• **The task**
Give all the lines below again, exactly, with no pictures.

Start of Material to process

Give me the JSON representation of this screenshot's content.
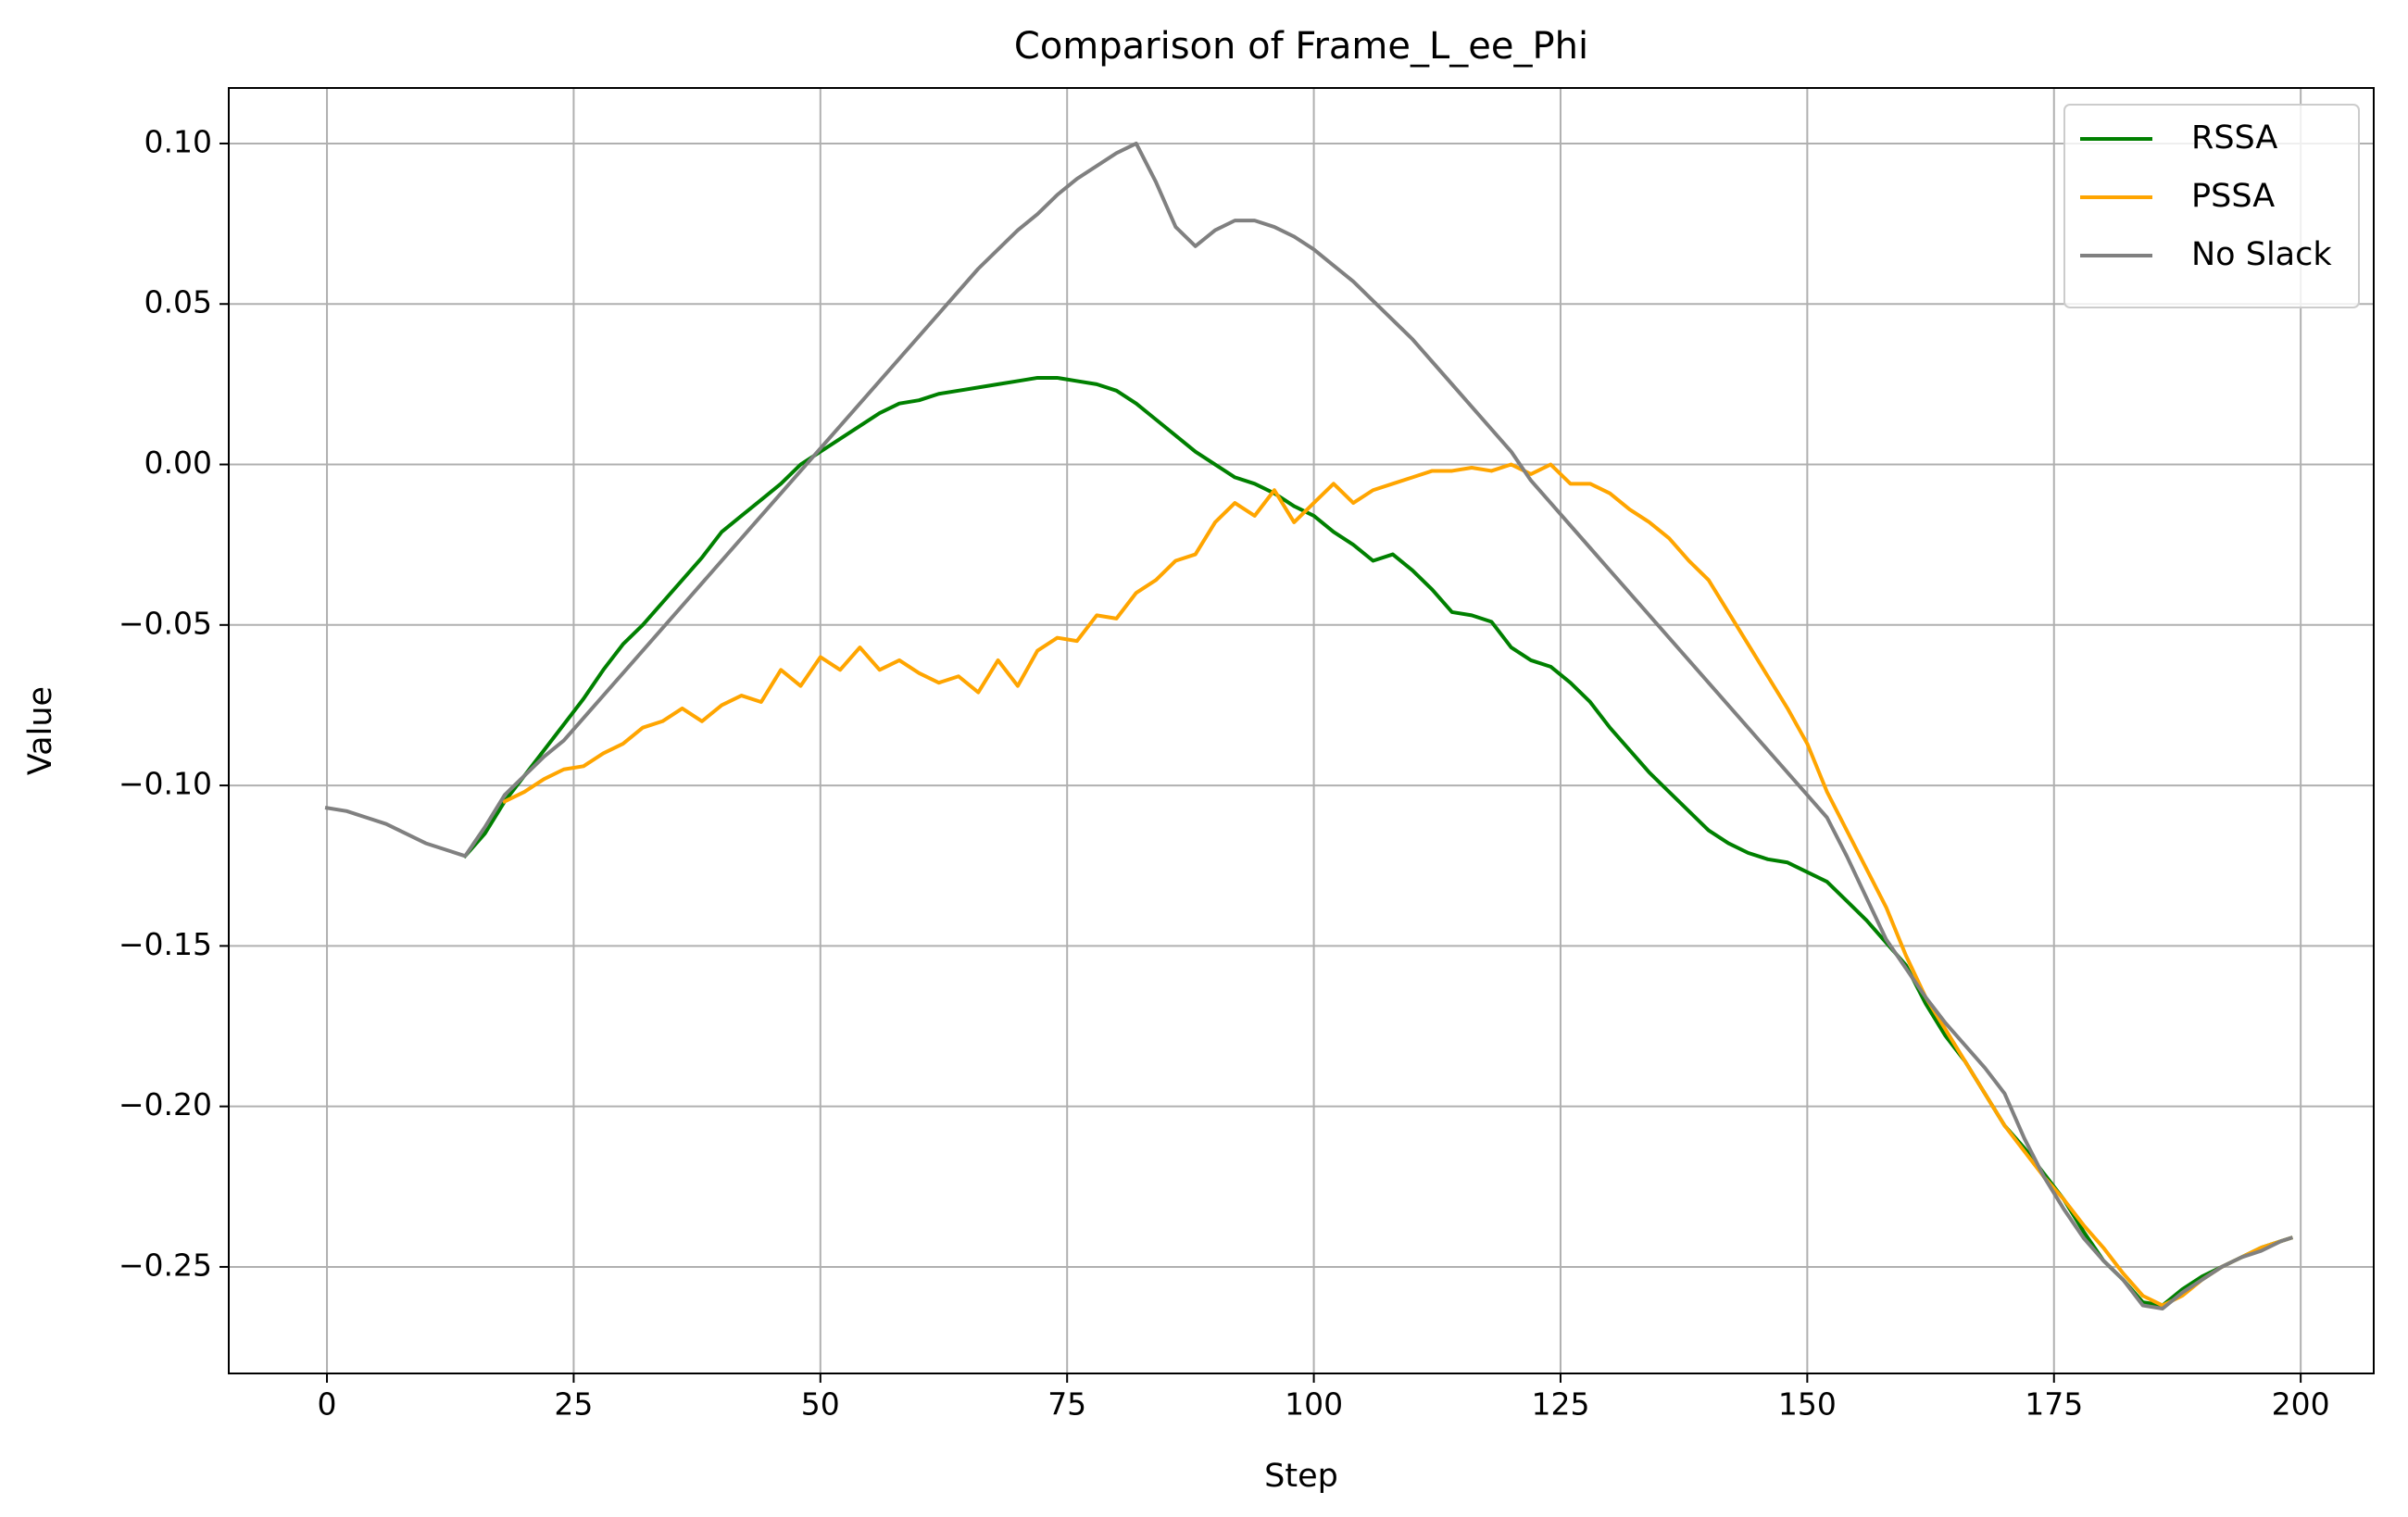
{
  "chart_data": {
    "type": "line",
    "title": "Comparison of Frame_L_ee_Phi",
    "x_label": "Step",
    "y_label": "Value",
    "x": [
      0,
      2,
      4,
      6,
      8,
      10,
      12,
      14,
      16,
      18,
      20,
      22,
      24,
      26,
      28,
      30,
      32,
      34,
      36,
      38,
      40,
      42,
      44,
      46,
      48,
      50,
      52,
      54,
      56,
      58,
      60,
      62,
      64,
      66,
      68,
      70,
      72,
      74,
      76,
      78,
      80,
      82,
      84,
      86,
      88,
      90,
      92,
      94,
      96,
      98,
      100,
      102,
      104,
      106,
      108,
      110,
      112,
      114,
      116,
      118,
      120,
      122,
      124,
      126,
      128,
      130,
      132,
      134,
      136,
      138,
      140,
      142,
      144,
      146,
      148,
      150,
      152,
      154,
      156,
      158,
      160,
      162,
      164,
      166,
      168,
      170,
      172,
      174,
      176,
      178,
      180,
      182,
      184,
      186,
      188,
      190,
      192,
      194,
      196,
      198,
      199
    ],
    "series": [
      {
        "name": "RSSA",
        "color": "green",
        "values": [
          null,
          null,
          null,
          null,
          null,
          null,
          null,
          -0.122,
          -0.115,
          -0.105,
          -0.097,
          -0.089,
          -0.081,
          -0.073,
          -0.064,
          -0.056,
          -0.05,
          -0.043,
          -0.036,
          -0.029,
          -0.021,
          -0.016,
          -0.011,
          -0.006,
          0.0,
          0.004,
          0.008,
          0.012,
          0.016,
          0.019,
          0.02,
          0.022,
          0.023,
          0.024,
          0.025,
          0.026,
          0.027,
          0.027,
          0.026,
          0.025,
          0.023,
          0.019,
          0.014,
          0.009,
          0.004,
          0.0,
          -0.004,
          -0.006,
          -0.009,
          -0.013,
          -0.016,
          -0.021,
          -0.025,
          -0.03,
          -0.028,
          -0.033,
          -0.039,
          -0.046,
          -0.047,
          -0.049,
          -0.057,
          -0.061,
          -0.063,
          -0.068,
          -0.074,
          -0.082,
          -0.089,
          -0.096,
          -0.102,
          -0.108,
          -0.114,
          -0.118,
          -0.121,
          -0.123,
          -0.124,
          -0.127,
          -0.13,
          -0.136,
          -0.142,
          -0.149,
          -0.156,
          -0.168,
          -0.178,
          -0.186,
          -0.196,
          -0.206,
          -0.213,
          -0.221,
          -0.229,
          -0.239,
          -0.248,
          -0.254,
          -0.261,
          -0.262,
          -0.257,
          -0.253,
          -0.25,
          -0.247,
          -0.244,
          -0.242,
          -0.241
        ]
      },
      {
        "name": "PSSA",
        "color": "orange",
        "values": [
          null,
          null,
          null,
          null,
          null,
          null,
          null,
          null,
          null,
          -0.105,
          -0.102,
          -0.098,
          -0.095,
          -0.094,
          -0.09,
          -0.087,
          -0.082,
          -0.08,
          -0.076,
          -0.08,
          -0.075,
          -0.072,
          -0.074,
          -0.064,
          -0.069,
          -0.06,
          -0.064,
          -0.057,
          -0.064,
          -0.061,
          -0.065,
          -0.068,
          -0.066,
          -0.071,
          -0.061,
          -0.069,
          -0.058,
          -0.054,
          -0.055,
          -0.047,
          -0.048,
          -0.04,
          -0.036,
          -0.03,
          -0.028,
          -0.018,
          -0.012,
          -0.016,
          -0.008,
          -0.018,
          -0.012,
          -0.006,
          -0.012,
          -0.008,
          -0.006,
          -0.004,
          -0.002,
          -0.002,
          -0.001,
          -0.002,
          0.0,
          -0.003,
          0.0,
          -0.006,
          -0.006,
          -0.009,
          -0.014,
          -0.018,
          -0.023,
          -0.03,
          -0.036,
          -0.046,
          -0.056,
          -0.066,
          -0.076,
          -0.087,
          -0.102,
          -0.114,
          -0.126,
          -0.138,
          -0.153,
          -0.166,
          -0.176,
          -0.186,
          -0.196,
          -0.206,
          -0.214,
          -0.222,
          -0.229,
          -0.237,
          -0.244,
          -0.252,
          -0.259,
          -0.262,
          -0.259,
          -0.254,
          -0.25,
          -0.247,
          -0.244,
          -0.242,
          -0.241
        ]
      },
      {
        "name": "No Slack",
        "color": "gray",
        "values": [
          -0.107,
          -0.108,
          -0.11,
          -0.112,
          -0.115,
          -0.118,
          -0.12,
          -0.122,
          -0.113,
          -0.103,
          -0.097,
          -0.091,
          -0.086,
          -0.079,
          -0.072,
          -0.065,
          -0.058,
          -0.051,
          -0.044,
          -0.037,
          -0.03,
          -0.023,
          -0.016,
          -0.009,
          -0.002,
          0.005,
          0.012,
          0.019,
          0.026,
          0.033,
          0.04,
          0.047,
          0.054,
          0.061,
          0.067,
          0.073,
          0.078,
          0.084,
          0.089,
          0.093,
          0.097,
          0.1,
          0.088,
          0.074,
          0.068,
          0.073,
          0.076,
          0.076,
          0.074,
          0.071,
          0.067,
          0.062,
          0.057,
          0.051,
          0.045,
          0.039,
          0.032,
          0.025,
          0.018,
          0.011,
          0.004,
          -0.005,
          -0.012,
          -0.019,
          -0.026,
          -0.033,
          -0.04,
          -0.047,
          -0.054,
          -0.061,
          -0.068,
          -0.075,
          -0.082,
          -0.089,
          -0.096,
          -0.103,
          -0.11,
          -0.122,
          -0.135,
          -0.148,
          -0.157,
          -0.166,
          -0.174,
          -0.181,
          -0.188,
          -0.196,
          -0.21,
          -0.222,
          -0.232,
          -0.241,
          -0.248,
          -0.254,
          -0.262,
          -0.263,
          -0.258,
          -0.254,
          -0.25,
          -0.247,
          -0.245,
          -0.242,
          -0.241
        ]
      }
    ],
    "xlim": [
      -9.95,
      207.4
    ],
    "ylim": [
      -0.2832,
      0.1173
    ],
    "xticks": [
      0,
      25,
      50,
      75,
      100,
      125,
      150,
      175,
      200
    ],
    "yticks": [
      {
        "value": -0.25,
        "label": "−0.25"
      },
      {
        "value": -0.2,
        "label": "−0.20"
      },
      {
        "value": -0.15,
        "label": "−0.15"
      },
      {
        "value": -0.1,
        "label": "−0.10"
      },
      {
        "value": -0.05,
        "label": "−0.05"
      },
      {
        "value": 0,
        "label": "0.00"
      },
      {
        "value": 0.05,
        "label": "0.05"
      },
      {
        "value": 0.1,
        "label": "0.10"
      }
    ],
    "grid": true,
    "legend": "upper right"
  }
}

End of Material to process

• **Written reply**
Give me the JSON representation of this screenshot's content.
{
  "chart_data": {
    "type": "line",
    "title": "Comparison of Frame_L_ee_Phi",
    "x_label": "Step",
    "y_label": "Value",
    "x": [
      0,
      2,
      4,
      6,
      8,
      10,
      12,
      14,
      16,
      18,
      20,
      22,
      24,
      26,
      28,
      30,
      32,
      34,
      36,
      38,
      40,
      42,
      44,
      46,
      48,
      50,
      52,
      54,
      56,
      58,
      60,
      62,
      64,
      66,
      68,
      70,
      72,
      74,
      76,
      78,
      80,
      82,
      84,
      86,
      88,
      90,
      92,
      94,
      96,
      98,
      100,
      102,
      104,
      106,
      108,
      110,
      112,
      114,
      116,
      118,
      120,
      122,
      124,
      126,
      128,
      130,
      132,
      134,
      136,
      138,
      140,
      142,
      144,
      146,
      148,
      150,
      152,
      154,
      156,
      158,
      160,
      162,
      164,
      166,
      168,
      170,
      172,
      174,
      176,
      178,
      180,
      182,
      184,
      186,
      188,
      190,
      192,
      194,
      196,
      198,
      199
    ],
    "series": [
      {
        "name": "RSSA",
        "color": "green",
        "values": [
          null,
          null,
          null,
          null,
          null,
          null,
          null,
          -0.122,
          -0.115,
          -0.105,
          -0.097,
          -0.089,
          -0.081,
          -0.073,
          -0.064,
          -0.056,
          -0.05,
          -0.043,
          -0.036,
          -0.029,
          -0.021,
          -0.016,
          -0.011,
          -0.006,
          0.0,
          0.004,
          0.008,
          0.012,
          0.016,
          0.019,
          0.02,
          0.022,
          0.023,
          0.024,
          0.025,
          0.026,
          0.027,
          0.027,
          0.026,
          0.025,
          0.023,
          0.019,
          0.014,
          0.009,
          0.004,
          0.0,
          -0.004,
          -0.006,
          -0.009,
          -0.013,
          -0.016,
          -0.021,
          -0.025,
          -0.03,
          -0.028,
          -0.033,
          -0.039,
          -0.046,
          -0.047,
          -0.049,
          -0.057,
          -0.061,
          -0.063,
          -0.068,
          -0.074,
          -0.082,
          -0.089,
          -0.096,
          -0.102,
          -0.108,
          -0.114,
          -0.118,
          -0.121,
          -0.123,
          -0.124,
          -0.127,
          -0.13,
          -0.136,
          -0.142,
          -0.149,
          -0.156,
          -0.168,
          -0.178,
          -0.186,
          -0.196,
          -0.206,
          -0.213,
          -0.221,
          -0.229,
          -0.239,
          -0.248,
          -0.254,
          -0.261,
          -0.262,
          -0.257,
          -0.253,
          -0.25,
          -0.247,
          -0.244,
          -0.242,
          -0.241
        ]
      },
      {
        "name": "PSSA",
        "color": "orange",
        "values": [
          null,
          null,
          null,
          null,
          null,
          null,
          null,
          null,
          null,
          -0.105,
          -0.102,
          -0.098,
          -0.095,
          -0.094,
          -0.09,
          -0.087,
          -0.082,
          -0.08,
          -0.076,
          -0.08,
          -0.075,
          -0.072,
          -0.074,
          -0.064,
          -0.069,
          -0.06,
          -0.064,
          -0.057,
          -0.064,
          -0.061,
          -0.065,
          -0.068,
          -0.066,
          -0.071,
          -0.061,
          -0.069,
          -0.058,
          -0.054,
          -0.055,
          -0.047,
          -0.048,
          -0.04,
          -0.036,
          -0.03,
          -0.028,
          -0.018,
          -0.012,
          -0.016,
          -0.008,
          -0.018,
          -0.012,
          -0.006,
          -0.012,
          -0.008,
          -0.006,
          -0.004,
          -0.002,
          -0.002,
          -0.001,
          -0.002,
          0.0,
          -0.003,
          0.0,
          -0.006,
          -0.006,
          -0.009,
          -0.014,
          -0.018,
          -0.023,
          -0.03,
          -0.036,
          -0.046,
          -0.056,
          -0.066,
          -0.076,
          -0.087,
          -0.102,
          -0.114,
          -0.126,
          -0.138,
          -0.153,
          -0.166,
          -0.176,
          -0.186,
          -0.196,
          -0.206,
          -0.214,
          -0.222,
          -0.229,
          -0.237,
          -0.244,
          -0.252,
          -0.259,
          -0.262,
          -0.259,
          -0.254,
          -0.25,
          -0.247,
          -0.244,
          -0.242,
          -0.241
        ]
      },
      {
        "name": "No Slack",
        "color": "gray",
        "values": [
          -0.107,
          -0.108,
          -0.11,
          -0.112,
          -0.115,
          -0.118,
          -0.12,
          -0.122,
          -0.113,
          -0.103,
          -0.097,
          -0.091,
          -0.086,
          -0.079,
          -0.072,
          -0.065,
          -0.058,
          -0.051,
          -0.044,
          -0.037,
          -0.03,
          -0.023,
          -0.016,
          -0.009,
          -0.002,
          0.005,
          0.012,
          0.019,
          0.026,
          0.033,
          0.04,
          0.047,
          0.054,
          0.061,
          0.067,
          0.073,
          0.078,
          0.084,
          0.089,
          0.093,
          0.097,
          0.1,
          0.088,
          0.074,
          0.068,
          0.073,
          0.076,
          0.076,
          0.074,
          0.071,
          0.067,
          0.062,
          0.057,
          0.051,
          0.045,
          0.039,
          0.032,
          0.025,
          0.018,
          0.011,
          0.004,
          -0.005,
          -0.012,
          -0.019,
          -0.026,
          -0.033,
          -0.04,
          -0.047,
          -0.054,
          -0.061,
          -0.068,
          -0.075,
          -0.082,
          -0.089,
          -0.096,
          -0.103,
          -0.11,
          -0.122,
          -0.135,
          -0.148,
          -0.157,
          -0.166,
          -0.174,
          -0.181,
          -0.188,
          -0.196,
          -0.21,
          -0.222,
          -0.232,
          -0.241,
          -0.248,
          -0.254,
          -0.262,
          -0.263,
          -0.258,
          -0.254,
          -0.25,
          -0.247,
          -0.245,
          -0.242,
          -0.241
        ]
      }
    ],
    "xlim": [
      -9.95,
      207.4
    ],
    "ylim": [
      -0.2832,
      0.1173
    ],
    "xticks": [
      0,
      25,
      50,
      75,
      100,
      125,
      150,
      175,
      200
    ],
    "yticks": [
      {
        "value": -0.25,
        "label": "−0.25"
      },
      {
        "value": -0.2,
        "label": "−0.20"
      },
      {
        "value": -0.15,
        "label": "−0.15"
      },
      {
        "value": -0.1,
        "label": "−0.10"
      },
      {
        "value": -0.05,
        "label": "−0.05"
      },
      {
        "value": 0,
        "label": "0.00"
      },
      {
        "value": 0.05,
        "label": "0.05"
      },
      {
        "value": 0.1,
        "label": "0.10"
      }
    ],
    "grid": true,
    "legend": "upper right"
  }
}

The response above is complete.